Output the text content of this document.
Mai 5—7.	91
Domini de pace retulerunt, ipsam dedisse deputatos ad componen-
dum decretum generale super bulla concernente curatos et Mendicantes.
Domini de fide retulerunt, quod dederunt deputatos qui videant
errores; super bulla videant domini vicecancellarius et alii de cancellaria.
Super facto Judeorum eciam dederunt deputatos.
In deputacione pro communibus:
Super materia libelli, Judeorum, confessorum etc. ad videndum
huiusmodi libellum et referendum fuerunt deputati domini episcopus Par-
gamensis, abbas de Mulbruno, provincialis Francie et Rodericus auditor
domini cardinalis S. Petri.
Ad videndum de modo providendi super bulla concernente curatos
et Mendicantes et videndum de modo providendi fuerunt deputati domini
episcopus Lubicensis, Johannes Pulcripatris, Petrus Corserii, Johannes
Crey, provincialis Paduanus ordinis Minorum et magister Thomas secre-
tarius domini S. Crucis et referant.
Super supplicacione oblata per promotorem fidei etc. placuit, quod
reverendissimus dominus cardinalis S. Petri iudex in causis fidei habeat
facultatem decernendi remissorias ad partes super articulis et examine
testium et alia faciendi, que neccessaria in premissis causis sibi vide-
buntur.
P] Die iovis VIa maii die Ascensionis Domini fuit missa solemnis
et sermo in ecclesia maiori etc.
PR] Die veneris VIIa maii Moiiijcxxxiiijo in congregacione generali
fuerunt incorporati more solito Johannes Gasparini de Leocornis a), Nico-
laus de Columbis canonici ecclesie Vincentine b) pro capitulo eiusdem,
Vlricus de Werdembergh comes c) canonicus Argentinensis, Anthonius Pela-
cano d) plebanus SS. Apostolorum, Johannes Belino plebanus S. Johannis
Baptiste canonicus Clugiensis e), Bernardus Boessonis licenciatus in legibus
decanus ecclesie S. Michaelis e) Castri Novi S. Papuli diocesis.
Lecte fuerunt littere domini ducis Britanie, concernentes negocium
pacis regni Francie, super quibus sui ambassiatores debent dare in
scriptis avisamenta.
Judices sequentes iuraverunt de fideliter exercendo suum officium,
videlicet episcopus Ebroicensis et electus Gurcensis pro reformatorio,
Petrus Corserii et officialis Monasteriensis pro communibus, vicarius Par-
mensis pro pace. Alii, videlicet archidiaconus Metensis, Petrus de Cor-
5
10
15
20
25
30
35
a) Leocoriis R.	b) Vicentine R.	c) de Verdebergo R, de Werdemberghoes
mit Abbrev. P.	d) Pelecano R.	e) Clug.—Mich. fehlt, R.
□ □ □ □
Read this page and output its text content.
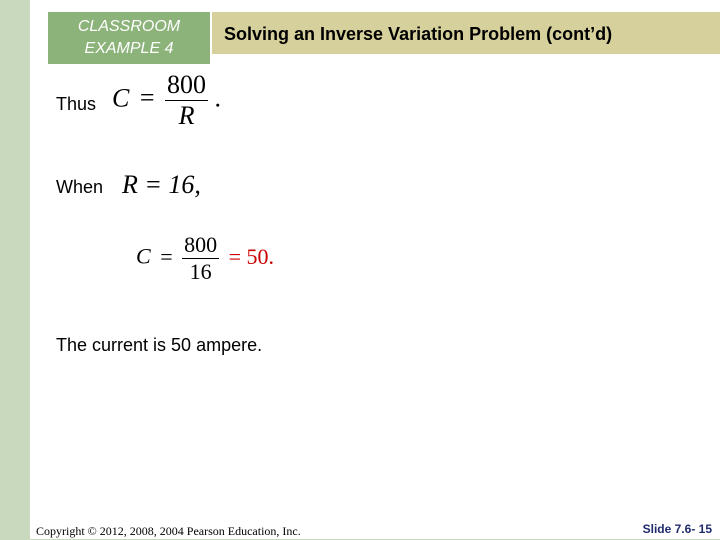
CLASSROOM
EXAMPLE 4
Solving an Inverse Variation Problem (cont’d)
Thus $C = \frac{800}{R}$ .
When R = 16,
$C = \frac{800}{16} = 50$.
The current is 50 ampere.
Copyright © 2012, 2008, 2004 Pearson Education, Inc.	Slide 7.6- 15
□ □ □ □
_WRITTEN PROBLEM:_
Return each line with "Francie".

_COMPLETED TASK:_
gamensis, abbas de Mulbruno, provincialis Francie et Rodericus auditor
pacis regni Francie, super quibus sui ambassiatores debent dare in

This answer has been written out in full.